Stored entries:
= = = = = = =

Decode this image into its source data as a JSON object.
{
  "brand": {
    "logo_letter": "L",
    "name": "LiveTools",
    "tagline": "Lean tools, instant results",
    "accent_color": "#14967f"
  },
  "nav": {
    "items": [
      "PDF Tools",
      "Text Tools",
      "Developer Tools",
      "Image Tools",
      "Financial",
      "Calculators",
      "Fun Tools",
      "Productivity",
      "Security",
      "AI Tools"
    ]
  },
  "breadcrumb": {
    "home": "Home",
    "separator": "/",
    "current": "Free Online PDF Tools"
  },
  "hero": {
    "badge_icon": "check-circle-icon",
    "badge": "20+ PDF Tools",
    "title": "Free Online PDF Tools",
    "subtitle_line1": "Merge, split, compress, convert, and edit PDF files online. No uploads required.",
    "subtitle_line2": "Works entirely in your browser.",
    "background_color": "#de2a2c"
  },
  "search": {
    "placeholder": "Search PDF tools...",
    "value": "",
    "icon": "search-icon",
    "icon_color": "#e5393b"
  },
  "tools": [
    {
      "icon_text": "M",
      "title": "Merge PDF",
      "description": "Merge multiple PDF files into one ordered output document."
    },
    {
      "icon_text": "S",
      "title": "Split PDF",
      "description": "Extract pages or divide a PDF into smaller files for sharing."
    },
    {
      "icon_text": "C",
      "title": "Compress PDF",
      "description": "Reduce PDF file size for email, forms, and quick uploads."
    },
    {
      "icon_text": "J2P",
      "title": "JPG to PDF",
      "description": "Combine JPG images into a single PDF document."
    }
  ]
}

= = = = = = =

Work to do: Copy out each line above, character for character.

Answer:
Decode this image into its source data as a JSON object.
{
  "brand": {
    "logo_letter": "L",
    "name": "LiveTools",
    "tagline": "Lean tools, instant results",
    "accent_color": "#14967f"
  },
  "nav": {
    "items": [
      "PDF Tools",
      "Text Tools",
      "Developer Tools",
      "Image Tools",
      "Financial",
      "Calculators",
      "Fun Tools",
      "Productivity",
      "Security",
      "AI Tools"
    ]
  },
  "breadcrumb": {
    "home": "Home",
    "separator": "/",
    "current": "Free Online PDF Tools"
  },
  "hero": {
    "badge_icon": "check-circle-icon",
    "badge": "20+ PDF Tools",
    "title": "Free Online PDF Tools",
    "subtitle_line1": "Merge, split, compress, convert, and edit PDF files online. No uploads required.",
    "subtitle_line2": "Works entirely in your browser.",
    "background_color": "#de2a2c"
  },
  "search": {
    "placeholder": "Search PDF tools...",
    "value": "",
    "icon": "search-icon",
    "icon_color": "#e5393b"
  },
  "tools": [
    {
      "icon_text": "M",
      "title": "Merge PDF",
      "description": "Merge multiple PDF files into one ordered output document."
    },
    {
      "icon_text": "S",
      "title": "Split PDF",
      "description": "Extract pages or divide a PDF into smaller files for sharing."
    },
    {
      "icon_text": "C",
      "title": "Compress PDF",
      "description": "Reduce PDF file size for email, forms, and quick uploads."
    },
    {
      "icon_text": "J2P",
      "title": "JPG to PDF",
      "description": "Combine JPG images into a single PDF document."
    }
  ]
}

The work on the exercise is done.